* WHAT TO DO
Output every line below exactly.

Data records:
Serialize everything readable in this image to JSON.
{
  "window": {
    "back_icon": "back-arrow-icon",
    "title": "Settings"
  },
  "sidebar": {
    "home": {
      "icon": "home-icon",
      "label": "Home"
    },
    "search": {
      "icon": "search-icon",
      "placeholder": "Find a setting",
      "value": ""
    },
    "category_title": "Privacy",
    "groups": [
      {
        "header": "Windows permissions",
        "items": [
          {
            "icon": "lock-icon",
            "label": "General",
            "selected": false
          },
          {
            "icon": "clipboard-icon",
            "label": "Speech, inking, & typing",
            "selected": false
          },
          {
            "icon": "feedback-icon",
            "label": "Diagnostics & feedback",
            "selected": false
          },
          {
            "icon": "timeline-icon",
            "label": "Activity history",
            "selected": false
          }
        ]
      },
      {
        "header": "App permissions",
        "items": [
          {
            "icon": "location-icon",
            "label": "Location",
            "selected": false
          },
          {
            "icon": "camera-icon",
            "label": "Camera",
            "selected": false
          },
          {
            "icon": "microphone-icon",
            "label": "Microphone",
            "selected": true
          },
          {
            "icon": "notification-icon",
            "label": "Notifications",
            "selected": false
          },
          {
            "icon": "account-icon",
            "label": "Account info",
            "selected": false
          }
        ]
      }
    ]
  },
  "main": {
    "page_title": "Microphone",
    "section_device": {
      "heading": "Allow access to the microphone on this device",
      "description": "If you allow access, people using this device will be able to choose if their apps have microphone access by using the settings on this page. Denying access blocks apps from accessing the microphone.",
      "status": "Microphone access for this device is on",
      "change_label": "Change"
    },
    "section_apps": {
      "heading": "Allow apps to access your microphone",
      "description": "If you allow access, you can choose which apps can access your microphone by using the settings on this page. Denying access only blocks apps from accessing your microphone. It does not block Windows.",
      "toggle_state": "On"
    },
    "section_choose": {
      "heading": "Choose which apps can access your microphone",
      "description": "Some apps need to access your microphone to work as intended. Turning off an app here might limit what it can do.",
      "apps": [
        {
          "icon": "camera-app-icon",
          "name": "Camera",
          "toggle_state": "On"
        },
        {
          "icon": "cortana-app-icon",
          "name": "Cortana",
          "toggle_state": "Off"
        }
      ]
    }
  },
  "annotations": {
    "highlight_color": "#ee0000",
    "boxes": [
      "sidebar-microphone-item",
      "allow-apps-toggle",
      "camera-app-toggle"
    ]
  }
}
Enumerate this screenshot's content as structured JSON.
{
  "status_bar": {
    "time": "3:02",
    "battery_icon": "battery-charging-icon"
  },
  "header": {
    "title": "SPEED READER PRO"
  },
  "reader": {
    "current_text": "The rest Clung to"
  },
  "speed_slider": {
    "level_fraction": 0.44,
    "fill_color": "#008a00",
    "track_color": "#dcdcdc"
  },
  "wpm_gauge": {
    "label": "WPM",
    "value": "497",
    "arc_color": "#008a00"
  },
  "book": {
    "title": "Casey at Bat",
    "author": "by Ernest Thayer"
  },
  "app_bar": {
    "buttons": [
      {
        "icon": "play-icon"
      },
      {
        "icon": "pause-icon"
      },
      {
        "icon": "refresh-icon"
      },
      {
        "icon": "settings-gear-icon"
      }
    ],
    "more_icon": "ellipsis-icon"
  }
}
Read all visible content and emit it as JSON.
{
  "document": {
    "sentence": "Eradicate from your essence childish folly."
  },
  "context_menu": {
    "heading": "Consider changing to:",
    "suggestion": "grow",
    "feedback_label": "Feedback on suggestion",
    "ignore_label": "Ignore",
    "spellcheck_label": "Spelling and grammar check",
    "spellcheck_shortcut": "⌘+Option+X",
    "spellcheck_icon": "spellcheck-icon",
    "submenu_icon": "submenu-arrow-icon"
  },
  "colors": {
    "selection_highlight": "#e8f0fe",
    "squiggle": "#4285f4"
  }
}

* SOLUTION TO THE EXERCISE
Serialize everything readable in this image to JSON.
{
  "window": {
    "back_icon": "back-arrow-icon",
    "title": "Settings"
  },
  "sidebar": {
    "home": {
      "icon": "home-icon",
      "label": "Home"
    },
    "search": {
      "icon": "search-icon",
      "placeholder": "Find a setting",
      "value": ""
    },
    "category_title": "Privacy",
    "groups": [
      {
        "header": "Windows permissions",
        "items": [
          {
            "icon": "lock-icon",
            "label": "General",
            "selected": false
          },
          {
            "icon": "clipboard-icon",
            "label": "Speech, inking, & typing",
            "selected": false
          },
          {
            "icon": "feedback-icon",
            "label": "Diagnostics & feedback",
            "selected": false
          },
          {
            "icon": "timeline-icon",
            "label": "Activity history",
            "selected": false
          }
        ]
      },
      {
        "header": "App permissions",
        "items": [
          {
            "icon": "location-icon",
            "label": "Location",
            "selected": false
          },
          {
            "icon": "camera-icon",
            "label": "Camera",
            "selected": false
          },
          {
            "icon": "microphone-icon",
            "label": "Microphone",
            "selected": true
          },
          {
            "icon": "notification-icon",
            "label": "Notifications",
            "selected": false
          },
          {
            "icon": "account-icon",
            "label": "Account info",
            "selected": false
          }
        ]
      }
    ]
  },
  "main": {
    "page_title": "Microphone",
    "section_device": {
      "heading": "Allow access to the microphone on this device",
      "description": "If you allow access, people using this device will be able to choose if their apps have microphone access by using the settings on this page. Denying access blocks apps from accessing the microphone.",
      "status": "Microphone access for this device is on",
      "change_label": "Change"
    },
    "section_apps": {
      "heading": "Allow apps to access your microphone",
      "description": "If you allow access, you can choose which apps can access your microphone by using the settings on this page. Denying access only blocks apps from accessing your microphone. It does not block Windows.",
      "toggle_state": "On"
    },
    "section_choose": {
      "heading": "Choose which apps can access your microphone",
      "description": "Some apps need to access your microphone to work as intended. Turning off an app here might limit what it can do.",
      "apps": [
        {
          "icon": "camera-app-icon",
          "name": "Camera",
          "toggle_state": "On"
        },
        {
          "icon": "cortana-app-icon",
          "name": "Cortana",
          "toggle_state": "Off"
        }
      ]
    }
  },
  "annotations": {
    "highlight_color": "#ee0000",
    "boxes": [
      "sidebar-microphone-item",
      "allow-apps-toggle",
      "camera-app-toggle"
    ]
  }
}
Enumerate this screenshot's content as structured JSON.
{
  "status_bar": {
    "time": "3:02",
    "battery_icon": "battery-charging-icon"
  },
  "header": {
    "title": "SPEED READER PRO"
  },
  "reader": {
    "current_text": "The rest Clung to"
  },
  "speed_slider": {
    "level_fraction": 0.44,
    "fill_color": "#008a00",
    "track_color": "#dcdcdc"
  },
  "wpm_gauge": {
    "label": "WPM",
    "value": "497",
    "arc_color": "#008a00"
  },
  "book": {
    "title": "Casey at Bat",
    "author": "by Ernest Thayer"
  },
  "app_bar": {
    "buttons": [
      {
        "icon": "play-icon"
      },
      {
        "icon": "pause-icon"
      },
      {
        "icon": "refresh-icon"
      },
      {
        "icon": "settings-gear-icon"
      }
    ],
    "more_icon": "ellipsis-icon"
  }
}
Read all visible content and emit it as JSON.
{
  "document": {
    "sentence": "Eradicate from your essence childish folly."
  },
  "context_menu": {
    "heading": "Consider changing to:",
    "suggestion": "grow",
    "feedback_label": "Feedback on suggestion",
    "ignore_label": "Ignore",
    "spellcheck_label": "Spelling and grammar check",
    "spellcheck_shortcut": "⌘+Option+X",
    "spellcheck_icon": "spellcheck-icon",
    "submenu_icon": "submenu-arrow-icon"
  },
  "colors": {
    "selection_highlight": "#e8f0fe",
    "squiggle": "#4285f4"
  }
}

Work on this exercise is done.